**What needs to be done**
List all lines of the data containing the word "Arcseconds".

**Records that describe figures**
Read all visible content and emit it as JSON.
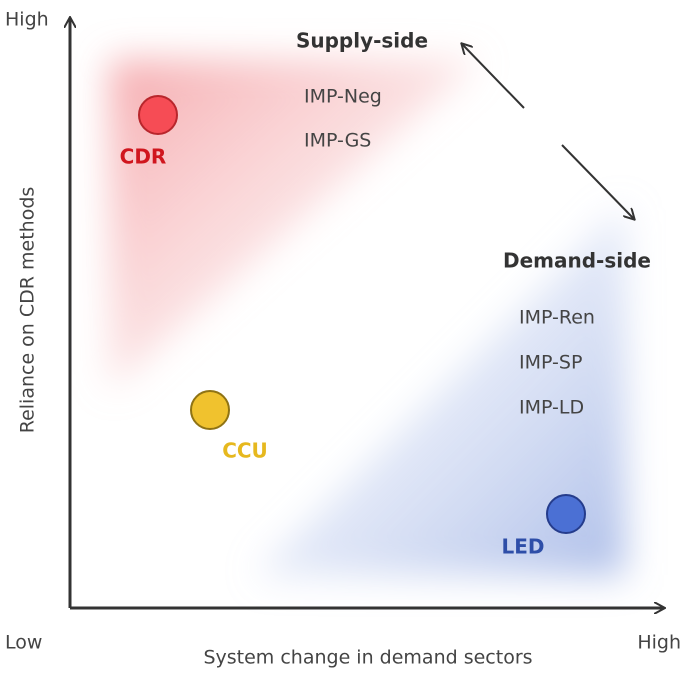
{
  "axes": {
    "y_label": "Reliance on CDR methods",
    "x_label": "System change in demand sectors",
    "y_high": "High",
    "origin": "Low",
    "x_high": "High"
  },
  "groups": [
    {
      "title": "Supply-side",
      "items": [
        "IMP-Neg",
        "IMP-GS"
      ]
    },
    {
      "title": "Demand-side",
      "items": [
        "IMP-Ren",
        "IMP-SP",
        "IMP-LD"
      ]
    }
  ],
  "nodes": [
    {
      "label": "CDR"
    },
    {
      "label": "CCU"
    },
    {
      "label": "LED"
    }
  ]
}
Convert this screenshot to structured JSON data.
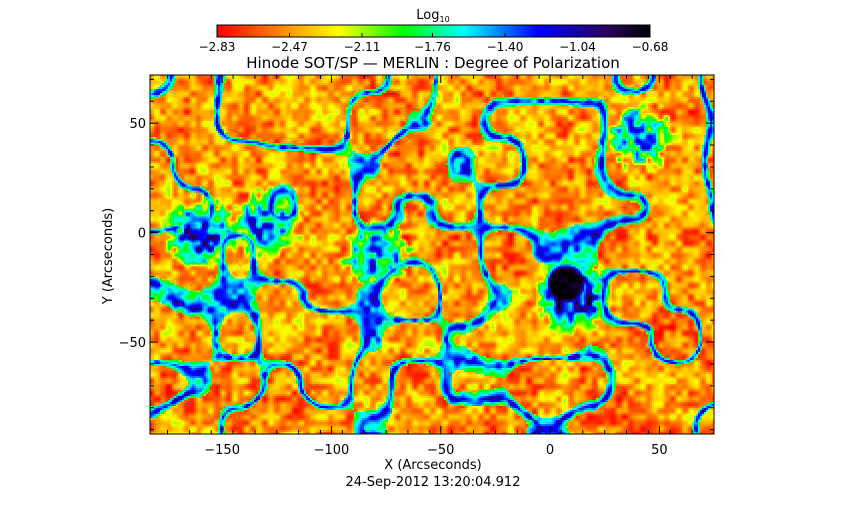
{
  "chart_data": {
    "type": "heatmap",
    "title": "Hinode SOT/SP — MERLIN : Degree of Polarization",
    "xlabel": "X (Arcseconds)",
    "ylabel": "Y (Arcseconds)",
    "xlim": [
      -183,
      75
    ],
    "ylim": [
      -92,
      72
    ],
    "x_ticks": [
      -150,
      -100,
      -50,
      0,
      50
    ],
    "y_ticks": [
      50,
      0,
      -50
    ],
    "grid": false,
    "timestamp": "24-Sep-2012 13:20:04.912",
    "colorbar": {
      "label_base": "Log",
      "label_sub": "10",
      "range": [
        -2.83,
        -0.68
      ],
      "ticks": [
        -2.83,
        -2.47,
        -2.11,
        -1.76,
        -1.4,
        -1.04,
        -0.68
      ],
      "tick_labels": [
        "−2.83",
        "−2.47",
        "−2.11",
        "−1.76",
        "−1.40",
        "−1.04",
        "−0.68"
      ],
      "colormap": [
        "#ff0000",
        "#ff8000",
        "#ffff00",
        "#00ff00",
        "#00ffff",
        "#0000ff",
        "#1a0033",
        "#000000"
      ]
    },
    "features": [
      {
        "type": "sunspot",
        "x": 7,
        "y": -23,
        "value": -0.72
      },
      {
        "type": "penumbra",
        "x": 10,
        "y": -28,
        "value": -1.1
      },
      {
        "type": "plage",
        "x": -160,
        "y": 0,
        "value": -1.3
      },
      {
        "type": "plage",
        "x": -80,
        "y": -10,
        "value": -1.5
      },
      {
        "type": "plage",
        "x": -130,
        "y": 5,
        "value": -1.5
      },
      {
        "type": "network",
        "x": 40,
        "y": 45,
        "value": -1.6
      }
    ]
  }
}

**Worked answer**
    "xlabel": "X (Arcseconds)",
    "ylabel": "Y (Arcseconds)",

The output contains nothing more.